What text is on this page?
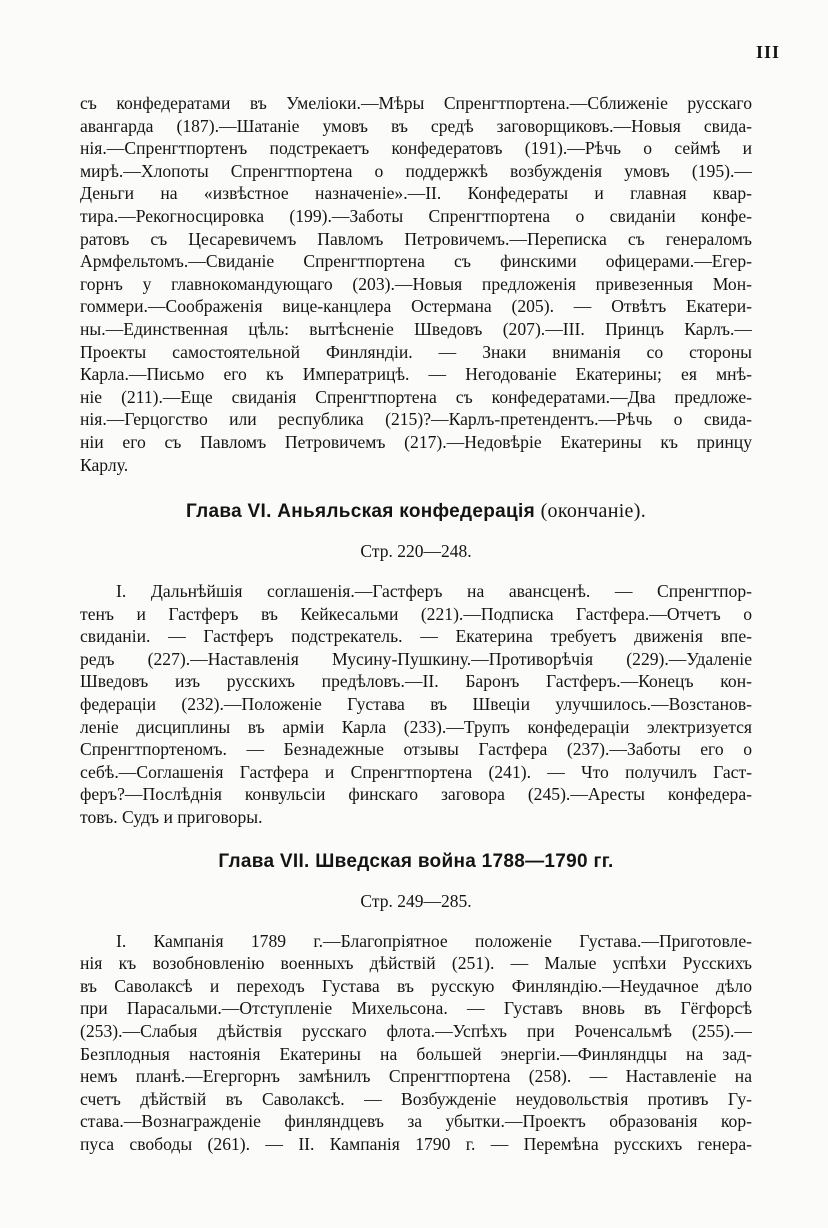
III

съ конфедератами въ Умеліоки.—Мѣры Спренгтпортена.—Сближеніе русскаго
авангарда (187).—Шатаніе умовъ въ средѣ заговорщиковъ.—Новыя свида-
нія.—Спренгтпортенъ подстрекаетъ конфедератовъ (191).—Рѣчь о сеймѣ и
мирѣ.—Хлопоты Спренгтпортена о поддержкѣ возбужденія умовъ (195).—
Деньги на «извѣстное назначеніе».—II. Конфедераты и главная квар-
тира.—Рекогносцировка (199).—Заботы Спренгтпортена о свиданіи конфе-
ратовъ съ Цесаревичемъ Павломъ Петровичемъ.—Переписка съ генераломъ
Армфельтомъ.—Свиданіе Спренгтпортена съ финскими офицерами.—Егер-
горнъ у главнокомандующаго (203).—Новыя предложенія привезенныя Мон-
гоммери.—Соображенія вице-канцлера Остермана (205). — Отвѣтъ Екатери-
ны.—Единственная цѣль: вытѣсненіе Шведовъ (207).—III. Принцъ Карлъ.—
Проекты самостоятельной Финляндіи. — Знаки вниманія со стороны
Карла.—Письмо его къ Императрицѣ. — Негодованіе Екатерины; ея мнѣ-
ніе (211).—Еще свиданія Спренгтпортена съ конфедератами.—Два предложе-
нія.—Герцогство или республика (215)?—Карлъ-претендентъ.—Рѣчь о свида-
ніи его съ Павломъ Петровичемъ (217).—Недовѣріе Екатерины къ принцу
Карлу.

Глава VI. Аньяльская конфедерація (окончаніе).

Стр. 220—248.

I. Дальнѣйшія соглашенія.—Гастферъ на авансценѣ. — Спренгтпор-
тенъ и Гастферъ въ Кейкесальми (221).—Подписка Гастфера.—Отчетъ о
свиданіи. — Гастферъ подстрекатель. — Екатерина требуетъ движенія впе-
редъ (227).—Наставленія Мусину-Пушкину.—Противорѣчія (229).—Удаленіе
Шведовъ изъ русскихъ предѣловъ.—II. Баронъ Гастферъ.—Конецъ кон-
федераціи (232).—Положеніе Густава въ Швеціи улучшилось.—Возстанов-
леніе дисциплины въ арміи Карла (233).—Трупъ конфедераціи электризуется
Спренгтпортеномъ. — Безнадежные отзывы Гастфера (237).—Заботы его о
себѣ.—Соглашенія Гастфера и Спренгтпортена (241). — Что получилъ Гаст-
феръ?—Послѣднія конвульсіи финскаго заговора (245).—Аресты конфедера-
товъ. Судъ и приговоры.

Глава VII. Шведская война 1788—1790 гг.

Стр. 249—285.

I. Кампанія 1789 г.—Благопріятное положеніе Густава.—Приготовле-
нія къ возобновленію военныхъ дѣйствій (251). — Малые успѣхи Русскихъ
въ Саволаксѣ и переходъ Густава въ русскую Финляндію.—Неудачное дѣло
при Парасальми.—Отступленіе Михельсона. — Густавъ вновь въ Гёгфорсѣ
(253).—Слабыя дѣйствія русскаго флота.—Успѣхъ при Роченсальмѣ (255).—
Безплодныя настоянія Екатерины на большей энергіи.—Финляндцы на зад-
немъ планѣ.—Егергорнъ замѣнилъ Спренгтпортена (258). — Наставленіе на
счетъ дѣйствій въ Саволаксѣ. — Возбужденіе неудовольствія противъ Гу-
става.—Вознагражденіе финляндцевъ за убытки.—Проектъ образованія кор-
пуса свободы (261). — II. Кампанія 1790 г. — Перемѣна русскихъ генера-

..............................

- **WRITTEN EXERCISE**
Quote the data exactly, leaving every image out of the copy.

- **RESPONSE BELOW**
What text is on this page?
III

съ конфедератами въ Умеліоки.—Мѣры Спренгтпортена.—Сближеніе русскаго
авангарда (187).—Шатаніе умовъ въ средѣ заговорщиковъ.—Новыя свида-
нія.—Спренгтпортенъ подстрекаетъ конфедератовъ (191).—Рѣчь о сеймѣ и
мирѣ.—Хлопоты Спренгтпортена о поддержкѣ возбужденія умовъ (195).—
Деньги на «извѣстное назначеніе».—II. Конфедераты и главная квар-
тира.—Рекогносцировка (199).—Заботы Спренгтпортена о свиданіи конфе-
ратовъ съ Цесаревичемъ Павломъ Петровичемъ.—Переписка съ генераломъ
Армфельтомъ.—Свиданіе Спренгтпортена съ финскими офицерами.—Егер-
горнъ у главнокомандующаго (203).—Новыя предложенія привезенныя Мон-
гоммери.—Соображенія вице-канцлера Остермана (205). — Отвѣтъ Екатери-
ны.—Единственная цѣль: вытѣсненіе Шведовъ (207).—III. Принцъ Карлъ.—
Проекты самостоятельной Финляндіи. — Знаки вниманія со стороны
Карла.—Письмо его къ Императрицѣ. — Негодованіе Екатерины; ея мнѣ-
ніе (211).—Еще свиданія Спренгтпортена съ конфедератами.—Два предложе-
нія.—Герцогство или республика (215)?—Карлъ-претендентъ.—Рѣчь о свида-
ніи его съ Павломъ Петровичемъ (217).—Недовѣріе Екатерины къ принцу
Карлу.

Глава VI. Аньяльская конфедерація (окончаніе).

Стр. 220—248.

I. Дальнѣйшія соглашенія.—Гастферъ на авансценѣ. — Спренгтпор-
тенъ и Гастферъ въ Кейкесальми (221).—Подписка Гастфера.—Отчетъ о
свиданіи. — Гастферъ подстрекатель. — Екатерина требуетъ движенія впе-
редъ (227).—Наставленія Мусину-Пушкину.—Противорѣчія (229).—Удаленіе
Шведовъ изъ русскихъ предѣловъ.—II. Баронъ Гастферъ.—Конецъ кон-
федераціи (232).—Положеніе Густава въ Швеціи улучшилось.—Возстанов-
леніе дисциплины въ арміи Карла (233).—Трупъ конфедераціи электризуется
Спренгтпортеномъ. — Безнадежные отзывы Гастфера (237).—Заботы его о
себѣ.—Соглашенія Гастфера и Спренгтпортена (241). — Что получилъ Гаст-
феръ?—Послѣднія конвульсіи финскаго заговора (245).—Аресты конфедера-
товъ. Судъ и приговоры.

Глава VII. Шведская война 1788—1790 гг.

Стр. 249—285.

I. Кампанія 1789 г.—Благопріятное положеніе Густава.—Приготовле-
нія къ возобновленію военныхъ дѣйствій (251). — Малые успѣхи Русскихъ
въ Саволаксѣ и переходъ Густава въ русскую Финляндію.—Неудачное дѣло
при Парасальми.—Отступленіе Михельсона. — Густавъ вновь въ Гёгфорсѣ
(253).—Слабыя дѣйствія русскаго флота.—Успѣхъ при Роченсальмѣ (255).—
Безплодныя настоянія Екатерины на большей энергіи.—Финляндцы на зад-
немъ планѣ.—Егергорнъ замѣнилъ Спренгтпортена (258). — Наставленіе на
счетъ дѣйствій въ Саволаксѣ. — Возбужденіе неудовольствія противъ Гу-
става.—Вознагражденіе финляндцевъ за убытки.—Проектъ образованія кор-
пуса свободы (261). — II. Кампанія 1790 г. — Перемѣна русскихъ генера-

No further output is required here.